(WRITTEN INSTRUCTION) Copy out the lines below word for word, leaving out the pictures.
>> start MATERIAL
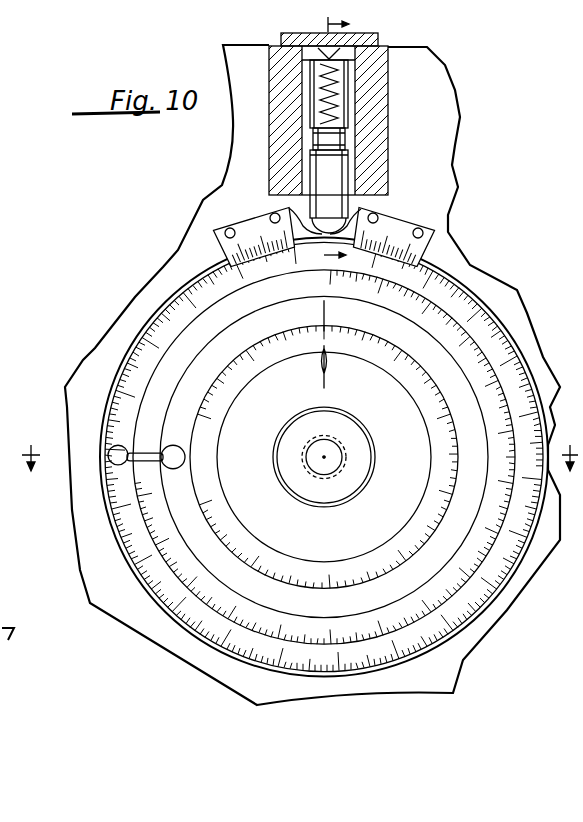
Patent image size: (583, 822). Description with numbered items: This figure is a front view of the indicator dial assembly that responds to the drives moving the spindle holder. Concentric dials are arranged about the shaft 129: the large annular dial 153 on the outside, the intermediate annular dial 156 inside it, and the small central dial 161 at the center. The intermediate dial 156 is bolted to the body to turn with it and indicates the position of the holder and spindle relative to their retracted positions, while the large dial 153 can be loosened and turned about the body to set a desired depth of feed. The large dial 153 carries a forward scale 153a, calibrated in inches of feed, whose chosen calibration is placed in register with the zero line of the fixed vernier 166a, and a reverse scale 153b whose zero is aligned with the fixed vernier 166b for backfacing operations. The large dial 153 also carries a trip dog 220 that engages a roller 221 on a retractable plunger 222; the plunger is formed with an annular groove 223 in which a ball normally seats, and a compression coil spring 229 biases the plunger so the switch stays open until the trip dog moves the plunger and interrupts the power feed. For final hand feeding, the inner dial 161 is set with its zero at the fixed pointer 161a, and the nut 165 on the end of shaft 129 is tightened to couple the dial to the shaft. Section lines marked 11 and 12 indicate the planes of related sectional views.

The compression coil spring 229 is at (367, 42).
The cut away annular groove 223 is at (343, 140).
The retractable plunger 222 is at (338, 182).
The roller 221 is at (290, 209).
The trip dog 220 is at (366, 212).
The fixed vernier 166a is at (227, 225).
The fixed vernier 166b is at (400, 227).
The large annular dial 153 is at (324, 456).
The reverse scale 153b is at (331, 457).
The intermediate annular dial 156 is at (354, 457).
The small central dial 161 is at (385, 457).
The fixed pointer 161a is at (294, 344).
The shaft 129 is at (327, 428).
The nut 165 is at (341, 457).
The forward scale 153a is at (104, 398).
The section line 12- 12 is at (326, 135).
The section line 11- 11 is at (299, 468).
>> end MATERIAL
(COMPLETE OUTPUT)
Patent image size: (583, 822). Description with numbered items: This figure is a front view of the indicator dial assembly that responds to the drives moving the spindle holder. Concentric dials are arranged about the shaft 129: the large annular dial 153 on the outside, the intermediate annular dial 156 inside it, and the small central dial 161 at the center. The intermediate dial 156 is bolted to the body to turn with it and indicates the position of the holder and spindle relative to their retracted positions, while the large dial 153 can be loosened and turned about the body to set a desired depth of feed. The large dial 153 carries a forward scale 153a, calibrated in inches of feed, whose chosen calibration is placed in register with the zero line of the fixed vernier 166a, and a reverse scale 153b whose zero is aligned with the fixed vernier 166b for backfacing operations. The large dial 153 also carries a trip dog 220 that engages a roller 221 on a retractable plunger 222; the plunger is formed with an annular groove 223 in which a ball normally seats, and a compression coil spring 229 biases the plunger so the switch stays open until the trip dog moves the plunger and interrupts the power feed. For final hand feeding, the inner dial 161 is set with its zero at the fixed pointer 161a, and the nut 165 on the end of shaft 129 is tightened to couple the dial to the shaft. Section lines marked 11 and 12 indicate the planes of related sectional views.

The compression coil spring 229 is at (367, 42).
The cut away annular groove 223 is at (343, 140).
The retractable plunger 222 is at (338, 182).
The roller 221 is at (290, 209).
The trip dog 220 is at (366, 212).
The fixed vernier 166a is at (227, 225).
The fixed vernier 166b is at (400, 227).
The large annular dial 153 is at (324, 456).
The reverse scale 153b is at (331, 457).
The intermediate annular dial 156 is at (354, 457).
The small central dial 161 is at (385, 457).
The fixed pointer 161a is at (294, 344).
The shaft 129 is at (327, 428).
The nut 165 is at (341, 457).
The forward scale 153a is at (104, 398).
The section line 12- 12 is at (326, 135).
The section line 11- 11 is at (299, 468).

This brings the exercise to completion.